Extracted records START
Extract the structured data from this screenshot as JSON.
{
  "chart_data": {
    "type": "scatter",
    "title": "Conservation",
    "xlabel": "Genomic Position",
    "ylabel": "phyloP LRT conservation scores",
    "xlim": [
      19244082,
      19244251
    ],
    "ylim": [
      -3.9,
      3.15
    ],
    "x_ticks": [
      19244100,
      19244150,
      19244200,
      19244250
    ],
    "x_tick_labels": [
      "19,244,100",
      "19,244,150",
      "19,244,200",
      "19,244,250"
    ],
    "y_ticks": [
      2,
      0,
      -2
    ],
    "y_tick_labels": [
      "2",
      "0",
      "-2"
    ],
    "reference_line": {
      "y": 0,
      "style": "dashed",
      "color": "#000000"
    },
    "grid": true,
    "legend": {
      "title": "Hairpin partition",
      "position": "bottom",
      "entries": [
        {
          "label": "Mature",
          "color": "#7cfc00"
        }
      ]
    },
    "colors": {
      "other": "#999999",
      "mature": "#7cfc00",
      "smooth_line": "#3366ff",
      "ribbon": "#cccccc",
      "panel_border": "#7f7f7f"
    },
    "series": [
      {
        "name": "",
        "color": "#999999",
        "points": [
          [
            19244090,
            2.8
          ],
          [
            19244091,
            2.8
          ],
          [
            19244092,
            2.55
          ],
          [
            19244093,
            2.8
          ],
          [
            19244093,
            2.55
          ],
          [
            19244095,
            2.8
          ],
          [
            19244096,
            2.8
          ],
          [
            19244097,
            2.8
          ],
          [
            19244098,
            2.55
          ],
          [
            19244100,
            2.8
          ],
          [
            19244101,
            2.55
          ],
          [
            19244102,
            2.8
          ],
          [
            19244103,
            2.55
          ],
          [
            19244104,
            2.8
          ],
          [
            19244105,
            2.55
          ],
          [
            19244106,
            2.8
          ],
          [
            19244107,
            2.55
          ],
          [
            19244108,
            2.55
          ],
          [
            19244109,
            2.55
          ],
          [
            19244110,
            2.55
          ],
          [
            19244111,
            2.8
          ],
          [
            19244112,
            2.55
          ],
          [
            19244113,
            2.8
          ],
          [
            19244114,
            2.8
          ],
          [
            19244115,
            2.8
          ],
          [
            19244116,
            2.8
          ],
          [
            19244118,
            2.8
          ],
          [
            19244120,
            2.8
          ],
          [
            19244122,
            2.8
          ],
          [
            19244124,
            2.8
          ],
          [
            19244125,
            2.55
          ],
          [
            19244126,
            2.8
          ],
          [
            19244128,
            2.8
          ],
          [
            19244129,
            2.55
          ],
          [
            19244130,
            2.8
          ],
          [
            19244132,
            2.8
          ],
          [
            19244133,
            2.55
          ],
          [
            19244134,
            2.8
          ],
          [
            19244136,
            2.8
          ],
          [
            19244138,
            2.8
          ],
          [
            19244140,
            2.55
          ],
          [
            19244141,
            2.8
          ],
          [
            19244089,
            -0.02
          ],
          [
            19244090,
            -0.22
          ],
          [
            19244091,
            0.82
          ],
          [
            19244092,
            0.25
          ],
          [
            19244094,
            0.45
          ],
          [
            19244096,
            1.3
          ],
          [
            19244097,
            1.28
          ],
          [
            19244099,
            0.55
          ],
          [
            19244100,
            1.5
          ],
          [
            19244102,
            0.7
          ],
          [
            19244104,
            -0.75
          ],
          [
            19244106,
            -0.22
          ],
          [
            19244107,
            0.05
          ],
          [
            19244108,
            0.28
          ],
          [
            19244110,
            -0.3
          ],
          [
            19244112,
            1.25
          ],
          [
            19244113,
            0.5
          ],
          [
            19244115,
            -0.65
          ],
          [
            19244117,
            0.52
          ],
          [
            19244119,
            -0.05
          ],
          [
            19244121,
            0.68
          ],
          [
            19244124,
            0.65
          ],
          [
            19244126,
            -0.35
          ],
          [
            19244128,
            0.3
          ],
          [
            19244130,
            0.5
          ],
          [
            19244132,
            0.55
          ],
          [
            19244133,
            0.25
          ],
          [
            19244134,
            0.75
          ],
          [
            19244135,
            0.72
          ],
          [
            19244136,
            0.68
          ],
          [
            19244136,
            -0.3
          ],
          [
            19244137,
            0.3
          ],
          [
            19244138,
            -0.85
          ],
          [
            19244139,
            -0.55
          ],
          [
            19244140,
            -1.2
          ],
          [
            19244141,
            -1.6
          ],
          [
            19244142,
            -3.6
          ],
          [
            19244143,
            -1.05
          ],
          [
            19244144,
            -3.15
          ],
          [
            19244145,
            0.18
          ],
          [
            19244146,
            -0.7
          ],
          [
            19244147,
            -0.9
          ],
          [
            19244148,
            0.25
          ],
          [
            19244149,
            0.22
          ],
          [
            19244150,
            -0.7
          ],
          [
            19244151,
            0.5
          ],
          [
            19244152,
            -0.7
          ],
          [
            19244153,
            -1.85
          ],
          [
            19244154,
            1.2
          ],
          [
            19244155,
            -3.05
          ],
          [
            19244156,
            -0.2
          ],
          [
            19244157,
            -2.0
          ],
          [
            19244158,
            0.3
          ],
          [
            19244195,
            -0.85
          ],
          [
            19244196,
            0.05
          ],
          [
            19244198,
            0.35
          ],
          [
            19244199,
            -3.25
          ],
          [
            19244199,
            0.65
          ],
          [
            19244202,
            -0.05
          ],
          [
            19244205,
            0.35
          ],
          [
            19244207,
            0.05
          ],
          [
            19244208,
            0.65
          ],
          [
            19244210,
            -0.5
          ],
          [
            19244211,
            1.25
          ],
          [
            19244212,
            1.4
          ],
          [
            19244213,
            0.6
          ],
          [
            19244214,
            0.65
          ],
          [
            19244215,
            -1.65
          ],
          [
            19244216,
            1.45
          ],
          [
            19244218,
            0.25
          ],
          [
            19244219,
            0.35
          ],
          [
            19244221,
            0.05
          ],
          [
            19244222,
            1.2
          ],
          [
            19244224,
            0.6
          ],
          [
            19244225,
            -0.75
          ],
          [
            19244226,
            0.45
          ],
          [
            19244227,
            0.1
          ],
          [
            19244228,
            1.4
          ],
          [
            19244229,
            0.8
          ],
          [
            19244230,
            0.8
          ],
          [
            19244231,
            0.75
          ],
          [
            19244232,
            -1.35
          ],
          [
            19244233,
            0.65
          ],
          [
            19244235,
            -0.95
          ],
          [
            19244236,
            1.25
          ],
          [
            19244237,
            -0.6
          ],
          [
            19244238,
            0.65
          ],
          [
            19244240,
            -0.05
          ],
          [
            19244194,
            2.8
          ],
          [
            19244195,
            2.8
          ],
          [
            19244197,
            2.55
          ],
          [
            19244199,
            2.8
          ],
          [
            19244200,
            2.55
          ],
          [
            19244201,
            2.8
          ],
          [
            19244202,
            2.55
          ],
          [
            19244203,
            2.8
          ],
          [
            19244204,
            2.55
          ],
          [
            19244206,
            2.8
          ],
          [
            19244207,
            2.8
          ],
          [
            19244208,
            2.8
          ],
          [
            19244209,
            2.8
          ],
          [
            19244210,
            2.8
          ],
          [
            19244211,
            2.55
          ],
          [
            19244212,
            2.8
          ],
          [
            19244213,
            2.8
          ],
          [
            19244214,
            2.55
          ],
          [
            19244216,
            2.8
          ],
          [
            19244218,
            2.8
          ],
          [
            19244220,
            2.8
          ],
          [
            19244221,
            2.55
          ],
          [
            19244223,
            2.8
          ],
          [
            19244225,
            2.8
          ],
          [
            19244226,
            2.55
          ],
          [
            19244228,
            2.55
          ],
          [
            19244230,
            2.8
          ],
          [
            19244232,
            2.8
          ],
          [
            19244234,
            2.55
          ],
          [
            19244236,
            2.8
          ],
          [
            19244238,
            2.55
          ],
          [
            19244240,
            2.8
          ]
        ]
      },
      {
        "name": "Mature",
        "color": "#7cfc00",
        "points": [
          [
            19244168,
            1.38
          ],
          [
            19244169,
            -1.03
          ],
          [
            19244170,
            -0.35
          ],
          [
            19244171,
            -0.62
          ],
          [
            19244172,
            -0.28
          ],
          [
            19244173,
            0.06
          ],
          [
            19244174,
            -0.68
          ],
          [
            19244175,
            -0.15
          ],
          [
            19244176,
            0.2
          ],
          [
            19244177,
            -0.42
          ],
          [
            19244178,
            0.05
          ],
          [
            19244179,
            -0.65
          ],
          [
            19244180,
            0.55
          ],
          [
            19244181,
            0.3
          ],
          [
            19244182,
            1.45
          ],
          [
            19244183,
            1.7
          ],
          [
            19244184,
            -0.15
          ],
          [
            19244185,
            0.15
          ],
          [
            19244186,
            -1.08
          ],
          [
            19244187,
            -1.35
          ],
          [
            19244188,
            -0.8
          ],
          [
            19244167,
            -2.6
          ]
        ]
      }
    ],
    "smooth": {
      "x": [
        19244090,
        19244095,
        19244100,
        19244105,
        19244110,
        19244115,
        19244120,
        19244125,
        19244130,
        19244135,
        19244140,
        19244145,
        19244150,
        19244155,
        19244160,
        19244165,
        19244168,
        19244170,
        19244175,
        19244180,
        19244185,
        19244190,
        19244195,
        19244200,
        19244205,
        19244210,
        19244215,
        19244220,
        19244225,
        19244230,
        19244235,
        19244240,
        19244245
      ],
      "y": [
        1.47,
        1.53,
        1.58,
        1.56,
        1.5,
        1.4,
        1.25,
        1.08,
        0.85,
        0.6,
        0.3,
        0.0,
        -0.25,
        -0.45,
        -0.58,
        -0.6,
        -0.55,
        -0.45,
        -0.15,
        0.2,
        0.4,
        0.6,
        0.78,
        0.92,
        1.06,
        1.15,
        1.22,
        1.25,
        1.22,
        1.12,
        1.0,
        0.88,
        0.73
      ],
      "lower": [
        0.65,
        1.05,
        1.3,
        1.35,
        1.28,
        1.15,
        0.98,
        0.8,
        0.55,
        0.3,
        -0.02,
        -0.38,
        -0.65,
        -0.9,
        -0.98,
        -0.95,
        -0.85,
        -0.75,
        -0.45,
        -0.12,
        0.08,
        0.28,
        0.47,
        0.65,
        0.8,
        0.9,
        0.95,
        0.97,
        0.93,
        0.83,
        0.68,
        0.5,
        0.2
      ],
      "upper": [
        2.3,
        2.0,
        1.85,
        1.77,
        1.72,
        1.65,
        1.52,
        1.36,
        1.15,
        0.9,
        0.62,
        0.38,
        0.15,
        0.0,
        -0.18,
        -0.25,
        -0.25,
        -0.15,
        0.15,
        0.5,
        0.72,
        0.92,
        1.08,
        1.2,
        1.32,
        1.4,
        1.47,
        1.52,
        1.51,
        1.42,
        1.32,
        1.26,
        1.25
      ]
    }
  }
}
Extracted records END
#### [Instructions to follow]
Copy out every line from the data above in which the word "title" occurs.

#### [Exercise output]
    "title": "Conservation",
      "title": "Hairpin partition",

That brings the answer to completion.